» **Entries of transcribed document text**

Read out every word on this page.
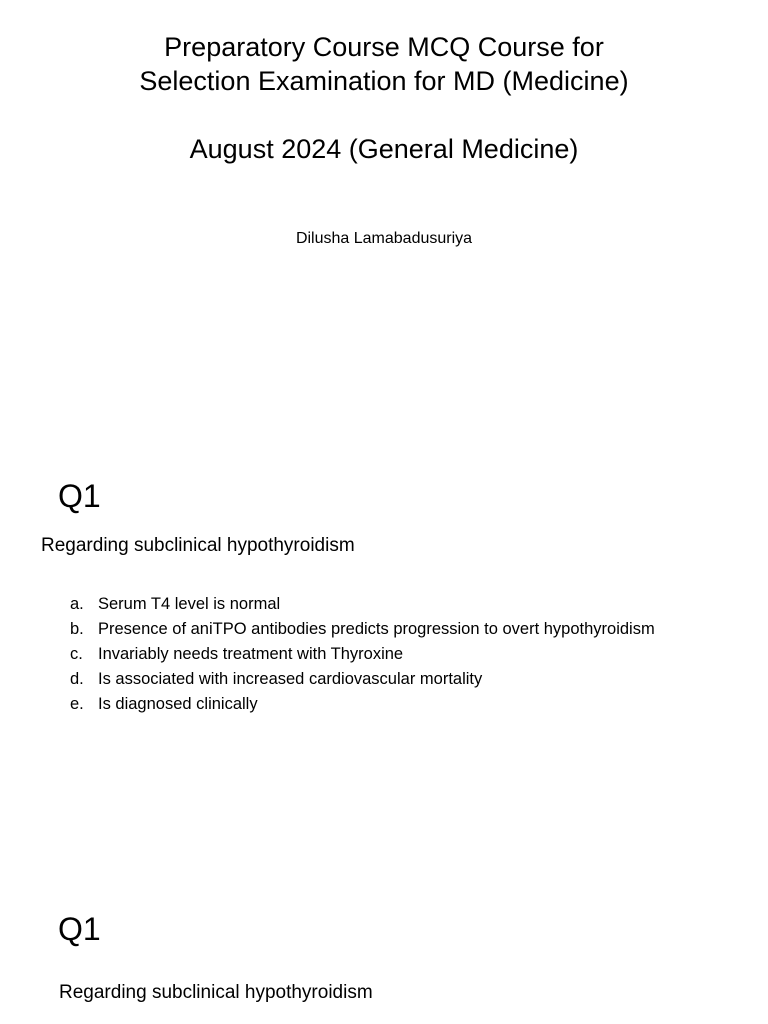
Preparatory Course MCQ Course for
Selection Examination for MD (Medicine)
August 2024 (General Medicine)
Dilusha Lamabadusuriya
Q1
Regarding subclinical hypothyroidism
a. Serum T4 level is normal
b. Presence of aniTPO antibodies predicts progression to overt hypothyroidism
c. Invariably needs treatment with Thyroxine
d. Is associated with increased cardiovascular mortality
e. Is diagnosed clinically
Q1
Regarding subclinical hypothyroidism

==

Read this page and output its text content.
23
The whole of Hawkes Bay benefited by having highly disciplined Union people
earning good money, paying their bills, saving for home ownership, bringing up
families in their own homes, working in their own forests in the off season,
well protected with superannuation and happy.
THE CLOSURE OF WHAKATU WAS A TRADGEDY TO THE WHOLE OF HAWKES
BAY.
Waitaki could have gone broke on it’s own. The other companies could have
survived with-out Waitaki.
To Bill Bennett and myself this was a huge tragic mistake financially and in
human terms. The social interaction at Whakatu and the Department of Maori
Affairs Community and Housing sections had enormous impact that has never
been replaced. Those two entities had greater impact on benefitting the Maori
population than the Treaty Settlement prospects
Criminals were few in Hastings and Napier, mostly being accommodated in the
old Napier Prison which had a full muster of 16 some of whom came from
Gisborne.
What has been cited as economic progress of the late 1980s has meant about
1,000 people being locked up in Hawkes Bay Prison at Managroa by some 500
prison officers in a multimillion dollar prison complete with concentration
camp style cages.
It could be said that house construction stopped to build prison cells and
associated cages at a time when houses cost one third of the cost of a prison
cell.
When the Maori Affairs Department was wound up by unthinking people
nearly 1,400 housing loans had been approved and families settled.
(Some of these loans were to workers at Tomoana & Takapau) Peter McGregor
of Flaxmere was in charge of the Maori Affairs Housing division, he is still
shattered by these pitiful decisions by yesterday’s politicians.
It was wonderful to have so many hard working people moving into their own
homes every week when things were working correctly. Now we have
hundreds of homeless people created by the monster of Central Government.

» **WORK INSTRUCTIONS**
Find the string "associated" in the data. Report each line it appears in.

» **YOUR RESPONSE**
d. Is associated with increased cardiovascular mortality
associated cages at a time when houses cost one third of the cost of a prison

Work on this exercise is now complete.